§ **Short exercise**
Copy all the material that follows, keeping every character the same.

§ **Saved data entries**
=====

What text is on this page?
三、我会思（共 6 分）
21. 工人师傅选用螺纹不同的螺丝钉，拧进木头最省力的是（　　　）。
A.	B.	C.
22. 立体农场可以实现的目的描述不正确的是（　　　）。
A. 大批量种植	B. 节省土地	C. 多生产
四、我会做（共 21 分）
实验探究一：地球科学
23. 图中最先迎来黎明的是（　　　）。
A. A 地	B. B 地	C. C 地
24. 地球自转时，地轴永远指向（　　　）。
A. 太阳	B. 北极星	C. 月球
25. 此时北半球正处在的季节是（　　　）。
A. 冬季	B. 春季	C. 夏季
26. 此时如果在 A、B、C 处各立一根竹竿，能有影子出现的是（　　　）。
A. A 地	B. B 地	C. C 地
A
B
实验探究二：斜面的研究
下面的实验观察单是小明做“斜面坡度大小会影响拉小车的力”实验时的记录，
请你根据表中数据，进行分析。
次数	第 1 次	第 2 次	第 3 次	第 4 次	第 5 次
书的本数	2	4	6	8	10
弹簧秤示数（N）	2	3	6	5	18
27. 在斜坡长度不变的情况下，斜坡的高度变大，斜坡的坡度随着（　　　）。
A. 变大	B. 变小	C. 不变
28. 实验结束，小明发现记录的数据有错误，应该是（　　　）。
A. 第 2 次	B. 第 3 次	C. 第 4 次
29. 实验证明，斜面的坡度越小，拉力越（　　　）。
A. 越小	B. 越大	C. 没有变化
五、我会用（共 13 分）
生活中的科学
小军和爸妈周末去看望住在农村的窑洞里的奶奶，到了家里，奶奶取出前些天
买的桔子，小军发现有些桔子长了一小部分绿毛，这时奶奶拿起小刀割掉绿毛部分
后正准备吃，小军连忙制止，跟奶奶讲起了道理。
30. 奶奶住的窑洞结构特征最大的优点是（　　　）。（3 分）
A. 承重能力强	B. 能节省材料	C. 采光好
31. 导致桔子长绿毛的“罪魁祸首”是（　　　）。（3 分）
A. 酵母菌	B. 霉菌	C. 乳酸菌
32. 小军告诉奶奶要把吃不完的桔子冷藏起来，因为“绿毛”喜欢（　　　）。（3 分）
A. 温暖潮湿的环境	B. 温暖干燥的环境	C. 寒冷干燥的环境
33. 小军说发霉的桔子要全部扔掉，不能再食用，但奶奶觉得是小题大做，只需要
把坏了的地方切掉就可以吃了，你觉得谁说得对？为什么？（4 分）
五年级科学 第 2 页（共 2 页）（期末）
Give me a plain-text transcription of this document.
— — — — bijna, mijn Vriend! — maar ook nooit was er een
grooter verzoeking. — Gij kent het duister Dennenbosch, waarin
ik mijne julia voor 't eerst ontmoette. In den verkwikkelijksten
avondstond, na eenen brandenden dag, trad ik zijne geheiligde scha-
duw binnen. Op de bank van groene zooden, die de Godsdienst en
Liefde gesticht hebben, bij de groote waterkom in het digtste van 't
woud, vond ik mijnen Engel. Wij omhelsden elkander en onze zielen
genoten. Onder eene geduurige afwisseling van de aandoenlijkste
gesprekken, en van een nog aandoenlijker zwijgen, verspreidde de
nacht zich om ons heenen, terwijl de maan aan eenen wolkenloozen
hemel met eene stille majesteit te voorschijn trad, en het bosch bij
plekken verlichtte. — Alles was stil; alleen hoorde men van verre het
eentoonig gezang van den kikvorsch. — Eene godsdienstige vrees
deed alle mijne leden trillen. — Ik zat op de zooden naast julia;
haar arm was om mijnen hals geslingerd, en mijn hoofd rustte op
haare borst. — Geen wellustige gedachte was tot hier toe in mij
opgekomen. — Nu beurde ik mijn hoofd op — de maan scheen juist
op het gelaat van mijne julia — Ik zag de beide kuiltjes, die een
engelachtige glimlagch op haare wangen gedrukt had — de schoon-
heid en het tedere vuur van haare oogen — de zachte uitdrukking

=====

§ **Complete output**
What text is on this page?
三、我会思（共 6 分）
21. 工人师傅选用螺纹不同的螺丝钉，拧进木头最省力的是（　　　）。
A.	B.	C.
22. 立体农场可以实现的目的描述不正确的是（　　　）。
A. 大批量种植	B. 节省土地	C. 多生产
四、我会做（共 21 分）
实验探究一：地球科学
23. 图中最先迎来黎明的是（　　　）。
A. A 地	B. B 地	C. C 地
24. 地球自转时，地轴永远指向（　　　）。
A. 太阳	B. 北极星	C. 月球
25. 此时北半球正处在的季节是（　　　）。
A. 冬季	B. 春季	C. 夏季
26. 此时如果在 A、B、C 处各立一根竹竿，能有影子出现的是（　　　）。
A. A 地	B. B 地	C. C 地
A
B
实验探究二：斜面的研究
下面的实验观察单是小明做“斜面坡度大小会影响拉小车的力”实验时的记录，
请你根据表中数据，进行分析。
次数	第 1 次	第 2 次	第 3 次	第 4 次	第 5 次
书的本数	2	4	6	8	10
弹簧秤示数（N）	2	3	6	5	18
27. 在斜坡长度不变的情况下，斜坡的高度变大，斜坡的坡度随着（　　　）。
A. 变大	B. 变小	C. 不变
28. 实验结束，小明发现记录的数据有错误，应该是（　　　）。
A. 第 2 次	B. 第 3 次	C. 第 4 次
29. 实验证明，斜面的坡度越小，拉力越（　　　）。
A. 越小	B. 越大	C. 没有变化
五、我会用（共 13 分）
生活中的科学
小军和爸妈周末去看望住在农村的窑洞里的奶奶，到了家里，奶奶取出前些天
买的桔子，小军发现有些桔子长了一小部分绿毛，这时奶奶拿起小刀割掉绿毛部分
后正准备吃，小军连忙制止，跟奶奶讲起了道理。
30. 奶奶住的窑洞结构特征最大的优点是（　　　）。（3 分）
A. 承重能力强	B. 能节省材料	C. 采光好
31. 导致桔子长绿毛的“罪魁祸首”是（　　　）。（3 分）
A. 酵母菌	B. 霉菌	C. 乳酸菌
32. 小军告诉奶奶要把吃不完的桔子冷藏起来，因为“绿毛”喜欢（　　　）。（3 分）
A. 温暖潮湿的环境	B. 温暖干燥的环境	C. 寒冷干燥的环境
33. 小军说发霉的桔子要全部扔掉，不能再食用，但奶奶觉得是小题大做，只需要
把坏了的地方切掉就可以吃了，你觉得谁说得对？为什么？（4 分）
五年级科学 第 2 页（共 2 页）（期末）
Give me a plain-text transcription of this document.
— — — — bijna, mijn Vriend! — maar ook nooit was er een
grooter verzoeking. — Gij kent het duister Dennenbosch, waarin
ik mijne julia voor 't eerst ontmoette. In den verkwikkelijksten
avondstond, na eenen brandenden dag, trad ik zijne geheiligde scha-
duw binnen. Op de bank van groene zooden, die de Godsdienst en
Liefde gesticht hebben, bij de groote waterkom in het digtste van 't
woud, vond ik mijnen Engel. Wij omhelsden elkander en onze zielen
genoten. Onder eene geduurige afwisseling van de aandoenlijkste
gesprekken, en van een nog aandoenlijker zwijgen, verspreidde de
nacht zich om ons heenen, terwijl de maan aan eenen wolkenloozen
hemel met eene stille majesteit te voorschijn trad, en het bosch bij
plekken verlichtte. — Alles was stil; alleen hoorde men van verre het
eentoonig gezang van den kikvorsch. — Eene godsdienstige vrees
deed alle mijne leden trillen. — Ik zat op de zooden naast julia;
haar arm was om mijnen hals geslingerd, en mijn hoofd rustte op
haare borst. — Geen wellustige gedachte was tot hier toe in mij
opgekomen. — Nu beurde ik mijn hoofd op — de maan scheen juist
op het gelaat van mijne julia — Ik zag de beide kuiltjes, die een
engelachtige glimlagch op haare wangen gedrukt had — de schoon-
heid en het tedere vuur van haare oogen — de zachte uitdrukking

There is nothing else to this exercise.